● **What you will do**
Copy out exactly the lines from the line containing "Convert this document image to plain text." to the end of the listing.

● **Supplied entries**
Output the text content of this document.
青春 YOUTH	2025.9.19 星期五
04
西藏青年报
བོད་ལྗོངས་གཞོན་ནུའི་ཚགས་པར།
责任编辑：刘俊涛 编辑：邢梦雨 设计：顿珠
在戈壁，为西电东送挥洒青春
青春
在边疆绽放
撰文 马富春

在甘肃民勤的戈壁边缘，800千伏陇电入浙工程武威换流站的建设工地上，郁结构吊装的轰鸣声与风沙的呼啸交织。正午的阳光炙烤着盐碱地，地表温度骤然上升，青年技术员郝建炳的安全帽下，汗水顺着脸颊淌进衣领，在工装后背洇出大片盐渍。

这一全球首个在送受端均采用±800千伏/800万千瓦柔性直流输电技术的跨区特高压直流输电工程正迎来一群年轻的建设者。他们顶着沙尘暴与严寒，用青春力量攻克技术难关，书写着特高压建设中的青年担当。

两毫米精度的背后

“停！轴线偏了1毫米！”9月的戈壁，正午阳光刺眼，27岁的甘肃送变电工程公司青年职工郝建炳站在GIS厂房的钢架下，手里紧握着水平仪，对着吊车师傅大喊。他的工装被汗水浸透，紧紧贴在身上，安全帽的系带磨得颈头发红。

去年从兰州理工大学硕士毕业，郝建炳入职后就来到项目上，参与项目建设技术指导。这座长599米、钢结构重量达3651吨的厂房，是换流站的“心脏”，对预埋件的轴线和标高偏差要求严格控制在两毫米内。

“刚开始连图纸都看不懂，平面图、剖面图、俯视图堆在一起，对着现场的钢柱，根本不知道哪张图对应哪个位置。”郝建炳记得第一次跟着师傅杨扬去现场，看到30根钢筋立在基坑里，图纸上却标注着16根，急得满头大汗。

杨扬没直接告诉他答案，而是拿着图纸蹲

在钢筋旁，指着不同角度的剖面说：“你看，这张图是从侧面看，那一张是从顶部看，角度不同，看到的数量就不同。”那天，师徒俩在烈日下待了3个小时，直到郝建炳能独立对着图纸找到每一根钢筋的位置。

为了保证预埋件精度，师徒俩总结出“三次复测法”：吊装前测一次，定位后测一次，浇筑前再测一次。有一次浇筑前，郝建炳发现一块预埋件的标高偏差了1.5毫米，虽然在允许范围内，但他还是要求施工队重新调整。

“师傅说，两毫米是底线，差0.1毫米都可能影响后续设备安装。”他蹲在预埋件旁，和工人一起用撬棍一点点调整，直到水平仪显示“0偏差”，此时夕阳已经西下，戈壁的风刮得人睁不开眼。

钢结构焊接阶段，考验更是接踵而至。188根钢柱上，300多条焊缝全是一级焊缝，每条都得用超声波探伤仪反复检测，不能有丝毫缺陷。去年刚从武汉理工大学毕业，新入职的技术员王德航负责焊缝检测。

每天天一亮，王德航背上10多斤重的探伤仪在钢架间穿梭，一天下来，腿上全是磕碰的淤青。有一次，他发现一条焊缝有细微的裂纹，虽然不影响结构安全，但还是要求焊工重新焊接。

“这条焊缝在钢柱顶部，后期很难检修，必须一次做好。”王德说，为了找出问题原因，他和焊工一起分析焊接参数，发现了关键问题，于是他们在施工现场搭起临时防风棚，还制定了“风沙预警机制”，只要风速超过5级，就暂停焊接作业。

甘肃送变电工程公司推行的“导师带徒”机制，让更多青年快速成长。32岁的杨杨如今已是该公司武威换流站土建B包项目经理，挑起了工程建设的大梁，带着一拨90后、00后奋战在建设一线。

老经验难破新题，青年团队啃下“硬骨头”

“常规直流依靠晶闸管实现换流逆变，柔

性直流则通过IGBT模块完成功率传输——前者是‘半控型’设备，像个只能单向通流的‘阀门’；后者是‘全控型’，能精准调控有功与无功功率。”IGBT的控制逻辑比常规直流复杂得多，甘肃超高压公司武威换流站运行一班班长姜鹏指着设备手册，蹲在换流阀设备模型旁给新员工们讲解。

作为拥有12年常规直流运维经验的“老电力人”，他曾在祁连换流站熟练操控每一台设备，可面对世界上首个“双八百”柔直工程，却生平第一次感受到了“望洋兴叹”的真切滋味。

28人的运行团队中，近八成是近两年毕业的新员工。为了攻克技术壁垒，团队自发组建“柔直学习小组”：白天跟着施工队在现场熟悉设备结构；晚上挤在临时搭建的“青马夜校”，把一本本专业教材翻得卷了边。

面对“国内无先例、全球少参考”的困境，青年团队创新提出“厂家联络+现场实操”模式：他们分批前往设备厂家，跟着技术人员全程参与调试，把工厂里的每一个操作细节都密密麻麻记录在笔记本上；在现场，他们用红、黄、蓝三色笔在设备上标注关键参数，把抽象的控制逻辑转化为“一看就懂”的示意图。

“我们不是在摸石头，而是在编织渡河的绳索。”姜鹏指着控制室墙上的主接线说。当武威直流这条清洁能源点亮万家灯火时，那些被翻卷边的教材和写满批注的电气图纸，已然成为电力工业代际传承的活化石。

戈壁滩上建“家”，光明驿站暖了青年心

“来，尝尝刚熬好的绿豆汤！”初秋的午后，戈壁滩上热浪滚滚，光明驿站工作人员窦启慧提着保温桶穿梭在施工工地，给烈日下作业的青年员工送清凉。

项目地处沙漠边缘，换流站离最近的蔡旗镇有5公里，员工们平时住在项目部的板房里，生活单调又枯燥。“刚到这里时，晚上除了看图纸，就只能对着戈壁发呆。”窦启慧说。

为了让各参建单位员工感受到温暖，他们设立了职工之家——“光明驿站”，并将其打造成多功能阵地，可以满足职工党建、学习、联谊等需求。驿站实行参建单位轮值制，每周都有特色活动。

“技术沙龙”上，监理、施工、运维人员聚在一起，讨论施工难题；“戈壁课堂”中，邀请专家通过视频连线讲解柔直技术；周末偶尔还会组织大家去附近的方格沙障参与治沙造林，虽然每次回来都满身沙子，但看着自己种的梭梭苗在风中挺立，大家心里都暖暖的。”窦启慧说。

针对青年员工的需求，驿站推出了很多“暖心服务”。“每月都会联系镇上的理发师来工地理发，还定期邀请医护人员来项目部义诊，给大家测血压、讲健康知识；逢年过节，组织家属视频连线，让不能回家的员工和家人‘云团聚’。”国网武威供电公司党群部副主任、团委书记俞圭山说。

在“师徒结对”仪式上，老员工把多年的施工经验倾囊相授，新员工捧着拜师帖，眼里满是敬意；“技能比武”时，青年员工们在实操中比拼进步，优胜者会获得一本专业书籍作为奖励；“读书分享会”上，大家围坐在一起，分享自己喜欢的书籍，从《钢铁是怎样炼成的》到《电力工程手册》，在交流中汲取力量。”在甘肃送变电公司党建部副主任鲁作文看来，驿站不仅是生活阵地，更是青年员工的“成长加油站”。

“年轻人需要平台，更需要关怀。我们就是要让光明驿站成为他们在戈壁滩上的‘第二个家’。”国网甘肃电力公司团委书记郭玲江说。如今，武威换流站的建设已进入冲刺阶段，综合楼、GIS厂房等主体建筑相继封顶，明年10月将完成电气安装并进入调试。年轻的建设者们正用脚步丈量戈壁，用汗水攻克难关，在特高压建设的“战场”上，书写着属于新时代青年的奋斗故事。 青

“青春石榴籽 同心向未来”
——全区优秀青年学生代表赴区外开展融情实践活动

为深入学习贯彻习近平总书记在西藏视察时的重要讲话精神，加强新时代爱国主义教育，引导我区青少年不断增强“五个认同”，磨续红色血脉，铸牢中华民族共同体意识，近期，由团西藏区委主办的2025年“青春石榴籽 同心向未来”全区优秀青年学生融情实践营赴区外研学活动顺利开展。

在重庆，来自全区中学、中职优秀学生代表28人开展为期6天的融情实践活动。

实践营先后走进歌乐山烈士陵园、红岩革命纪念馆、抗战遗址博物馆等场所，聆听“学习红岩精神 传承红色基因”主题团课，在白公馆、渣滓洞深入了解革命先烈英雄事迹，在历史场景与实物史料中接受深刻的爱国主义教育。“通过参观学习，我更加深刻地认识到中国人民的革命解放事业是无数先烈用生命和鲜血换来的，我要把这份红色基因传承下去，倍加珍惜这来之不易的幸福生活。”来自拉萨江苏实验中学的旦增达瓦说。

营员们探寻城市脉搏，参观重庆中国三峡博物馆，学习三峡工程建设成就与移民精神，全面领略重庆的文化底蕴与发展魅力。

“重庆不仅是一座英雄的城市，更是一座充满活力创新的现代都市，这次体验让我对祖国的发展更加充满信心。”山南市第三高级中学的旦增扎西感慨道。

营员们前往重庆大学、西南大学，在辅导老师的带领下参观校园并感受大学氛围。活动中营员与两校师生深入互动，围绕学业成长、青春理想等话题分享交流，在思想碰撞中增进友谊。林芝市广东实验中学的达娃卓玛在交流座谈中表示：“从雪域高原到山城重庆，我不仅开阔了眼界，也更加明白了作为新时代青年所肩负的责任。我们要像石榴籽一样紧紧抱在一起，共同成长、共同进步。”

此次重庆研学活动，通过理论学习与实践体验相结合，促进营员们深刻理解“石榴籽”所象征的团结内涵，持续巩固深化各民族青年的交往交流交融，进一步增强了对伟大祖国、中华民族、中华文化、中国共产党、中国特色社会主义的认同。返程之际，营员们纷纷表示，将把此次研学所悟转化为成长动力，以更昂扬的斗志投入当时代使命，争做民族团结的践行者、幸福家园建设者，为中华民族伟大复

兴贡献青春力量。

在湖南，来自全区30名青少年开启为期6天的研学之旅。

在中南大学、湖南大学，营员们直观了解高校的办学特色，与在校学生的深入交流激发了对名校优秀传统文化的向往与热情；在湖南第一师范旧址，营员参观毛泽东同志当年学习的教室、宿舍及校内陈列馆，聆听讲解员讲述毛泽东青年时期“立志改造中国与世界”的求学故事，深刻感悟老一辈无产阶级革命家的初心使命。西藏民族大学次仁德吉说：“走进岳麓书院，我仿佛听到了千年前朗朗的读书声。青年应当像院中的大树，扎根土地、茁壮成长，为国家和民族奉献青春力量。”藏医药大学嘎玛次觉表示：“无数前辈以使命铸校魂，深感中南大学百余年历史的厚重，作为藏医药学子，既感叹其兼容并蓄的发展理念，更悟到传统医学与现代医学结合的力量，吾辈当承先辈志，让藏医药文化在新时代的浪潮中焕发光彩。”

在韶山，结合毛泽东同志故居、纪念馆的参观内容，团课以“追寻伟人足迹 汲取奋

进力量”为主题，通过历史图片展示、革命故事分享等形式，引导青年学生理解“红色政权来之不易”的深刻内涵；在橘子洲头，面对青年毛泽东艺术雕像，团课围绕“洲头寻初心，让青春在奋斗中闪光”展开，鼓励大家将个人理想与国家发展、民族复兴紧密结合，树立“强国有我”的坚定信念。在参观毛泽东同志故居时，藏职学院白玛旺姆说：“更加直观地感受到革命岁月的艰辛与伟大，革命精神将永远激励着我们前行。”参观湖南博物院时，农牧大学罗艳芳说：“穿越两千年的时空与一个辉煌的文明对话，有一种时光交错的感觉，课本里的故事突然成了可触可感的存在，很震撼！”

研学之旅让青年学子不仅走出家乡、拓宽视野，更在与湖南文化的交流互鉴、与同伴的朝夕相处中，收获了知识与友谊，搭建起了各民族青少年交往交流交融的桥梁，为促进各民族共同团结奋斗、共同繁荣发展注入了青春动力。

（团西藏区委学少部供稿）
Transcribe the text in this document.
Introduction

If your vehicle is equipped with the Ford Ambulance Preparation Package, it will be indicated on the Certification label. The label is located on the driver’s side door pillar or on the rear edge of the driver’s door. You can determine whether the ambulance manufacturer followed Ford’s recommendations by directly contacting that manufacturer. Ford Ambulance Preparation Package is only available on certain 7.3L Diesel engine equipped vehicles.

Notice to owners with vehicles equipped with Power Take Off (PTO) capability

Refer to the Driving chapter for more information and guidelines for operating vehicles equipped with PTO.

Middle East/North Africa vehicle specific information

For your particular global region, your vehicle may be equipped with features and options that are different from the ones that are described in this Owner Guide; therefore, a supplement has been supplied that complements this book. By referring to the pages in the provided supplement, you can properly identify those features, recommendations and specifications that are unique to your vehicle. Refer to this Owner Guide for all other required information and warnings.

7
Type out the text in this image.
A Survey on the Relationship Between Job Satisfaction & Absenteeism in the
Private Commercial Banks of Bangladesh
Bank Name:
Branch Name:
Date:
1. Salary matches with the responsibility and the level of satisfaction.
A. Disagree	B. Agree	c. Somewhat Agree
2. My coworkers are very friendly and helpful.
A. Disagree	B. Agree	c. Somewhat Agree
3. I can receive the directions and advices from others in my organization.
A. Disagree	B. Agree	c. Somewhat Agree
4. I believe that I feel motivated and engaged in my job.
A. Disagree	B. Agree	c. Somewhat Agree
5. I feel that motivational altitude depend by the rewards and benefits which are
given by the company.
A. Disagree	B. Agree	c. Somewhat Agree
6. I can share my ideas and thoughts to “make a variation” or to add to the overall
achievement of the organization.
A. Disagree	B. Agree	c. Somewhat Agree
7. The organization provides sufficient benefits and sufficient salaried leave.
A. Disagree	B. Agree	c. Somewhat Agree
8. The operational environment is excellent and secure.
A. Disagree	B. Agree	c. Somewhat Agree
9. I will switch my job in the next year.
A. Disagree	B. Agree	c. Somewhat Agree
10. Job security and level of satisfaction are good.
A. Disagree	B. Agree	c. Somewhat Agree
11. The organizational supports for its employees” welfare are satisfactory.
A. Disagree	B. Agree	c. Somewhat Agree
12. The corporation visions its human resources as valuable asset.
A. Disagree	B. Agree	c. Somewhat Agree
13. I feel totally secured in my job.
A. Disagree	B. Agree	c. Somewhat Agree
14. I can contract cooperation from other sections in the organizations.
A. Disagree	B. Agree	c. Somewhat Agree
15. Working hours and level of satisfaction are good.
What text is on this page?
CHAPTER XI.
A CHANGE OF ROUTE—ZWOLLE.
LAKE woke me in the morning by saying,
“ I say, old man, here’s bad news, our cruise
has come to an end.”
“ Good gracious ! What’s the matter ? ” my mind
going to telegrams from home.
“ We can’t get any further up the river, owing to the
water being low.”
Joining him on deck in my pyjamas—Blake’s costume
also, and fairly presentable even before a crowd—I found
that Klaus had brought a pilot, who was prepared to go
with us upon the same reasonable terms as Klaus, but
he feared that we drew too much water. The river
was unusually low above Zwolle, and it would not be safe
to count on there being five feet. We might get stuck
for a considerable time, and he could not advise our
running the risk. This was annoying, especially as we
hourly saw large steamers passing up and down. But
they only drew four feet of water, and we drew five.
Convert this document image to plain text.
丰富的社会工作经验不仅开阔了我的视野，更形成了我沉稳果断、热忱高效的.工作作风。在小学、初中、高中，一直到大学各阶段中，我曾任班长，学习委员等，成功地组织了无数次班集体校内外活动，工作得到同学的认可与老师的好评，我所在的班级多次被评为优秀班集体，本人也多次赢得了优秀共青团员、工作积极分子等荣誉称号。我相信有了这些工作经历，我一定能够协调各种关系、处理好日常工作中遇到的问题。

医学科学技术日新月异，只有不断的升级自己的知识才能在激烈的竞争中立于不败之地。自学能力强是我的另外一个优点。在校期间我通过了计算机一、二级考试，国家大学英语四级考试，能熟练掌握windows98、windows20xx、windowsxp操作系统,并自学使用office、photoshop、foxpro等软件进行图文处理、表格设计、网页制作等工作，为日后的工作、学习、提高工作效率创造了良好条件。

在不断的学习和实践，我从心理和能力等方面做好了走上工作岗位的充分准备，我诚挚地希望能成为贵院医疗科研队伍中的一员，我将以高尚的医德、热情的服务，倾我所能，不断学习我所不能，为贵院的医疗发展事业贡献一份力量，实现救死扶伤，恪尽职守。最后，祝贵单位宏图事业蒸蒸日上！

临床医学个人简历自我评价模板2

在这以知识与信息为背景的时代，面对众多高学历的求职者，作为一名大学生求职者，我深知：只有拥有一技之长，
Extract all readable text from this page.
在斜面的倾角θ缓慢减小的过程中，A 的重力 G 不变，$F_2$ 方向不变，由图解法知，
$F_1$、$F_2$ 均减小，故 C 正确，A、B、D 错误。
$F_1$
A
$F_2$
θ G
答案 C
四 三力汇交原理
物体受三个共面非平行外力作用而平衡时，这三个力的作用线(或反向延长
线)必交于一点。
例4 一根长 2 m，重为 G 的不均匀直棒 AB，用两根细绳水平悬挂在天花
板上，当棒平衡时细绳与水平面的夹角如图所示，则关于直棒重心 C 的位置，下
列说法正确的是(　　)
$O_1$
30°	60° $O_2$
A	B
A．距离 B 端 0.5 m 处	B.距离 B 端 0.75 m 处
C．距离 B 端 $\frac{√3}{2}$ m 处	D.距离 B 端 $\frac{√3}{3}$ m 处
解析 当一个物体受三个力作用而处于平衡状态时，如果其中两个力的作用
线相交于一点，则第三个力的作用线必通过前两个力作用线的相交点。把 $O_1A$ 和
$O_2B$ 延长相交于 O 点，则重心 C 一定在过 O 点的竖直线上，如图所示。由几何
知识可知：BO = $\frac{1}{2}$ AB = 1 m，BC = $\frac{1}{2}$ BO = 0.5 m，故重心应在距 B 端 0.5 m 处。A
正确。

● **Response to the task**
Convert this document image to plain text.
丰富的社会工作经验不仅开阔了我的视野，更形成了我沉稳果断、热忱高效的.工作作风。在小学、初中、高中，一直到大学各阶段中，我曾任班长，学习委员等，成功地组织了无数次班集体校内外活动，工作得到同学的认可与老师的好评，我所在的班级多次被评为优秀班集体，本人也多次赢得了优秀共青团员、工作积极分子等荣誉称号。我相信有了这些工作经历，我一定能够协调各种关系、处理好日常工作中遇到的问题。

医学科学技术日新月异，只有不断的升级自己的知识才能在激烈的竞争中立于不败之地。自学能力强是我的另外一个优点。在校期间我通过了计算机一、二级考试，国家大学英语四级考试，能熟练掌握windows98、windows20xx、windowsxp操作系统,并自学使用office、photoshop、foxpro等软件进行图文处理、表格设计、网页制作等工作，为日后的工作、学习、提高工作效率创造了良好条件。

在不断的学习和实践，我从心理和能力等方面做好了走上工作岗位的充分准备，我诚挚地希望能成为贵院医疗科研队伍中的一员，我将以高尚的医德、热情的服务，倾我所能，不断学习我所不能，为贵院的医疗发展事业贡献一份力量，实现救死扶伤，恪尽职守。最后，祝贵单位宏图事业蒸蒸日上！

临床医学个人简历自我评价模板2

在这以知识与信息为背景的时代，面对众多高学历的求职者，作为一名大学生求职者，我深知：只有拥有一技之长，
Extract all readable text from this page.
在斜面的倾角θ缓慢减小的过程中，A 的重力 G 不变，$F_2$ 方向不变，由图解法知，
$F_1$、$F_2$ 均减小，故 C 正确，A、B、D 错误。
$F_1$
A
$F_2$
θ G
答案 C
四 三力汇交原理
物体受三个共面非平行外力作用而平衡时，这三个力的作用线(或反向延长
线)必交于一点。
例4 一根长 2 m，重为 G 的不均匀直棒 AB，用两根细绳水平悬挂在天花
板上，当棒平衡时细绳与水平面的夹角如图所示，则关于直棒重心 C 的位置，下
列说法正确的是(　　)
$O_1$
30°	60° $O_2$
A	B
A．距离 B 端 0.5 m 处	B.距离 B 端 0.75 m 处
C．距离 B 端 $\frac{√3}{2}$ m 处	D.距离 B 端 $\frac{√3}{3}$ m 处
解析 当一个物体受三个力作用而处于平衡状态时，如果其中两个力的作用
线相交于一点，则第三个力的作用线必通过前两个力作用线的相交点。把 $O_1A$ 和
$O_2B$ 延长相交于 O 点，则重心 C 一定在过 O 点的竖直线上，如图所示。由几何
知识可知：BO = $\frac{1}{2}$ AB = 1 m，BC = $\frac{1}{2}$ BO = 0.5 m，故重心应在距 B 端 0.5 m 处。A
正确。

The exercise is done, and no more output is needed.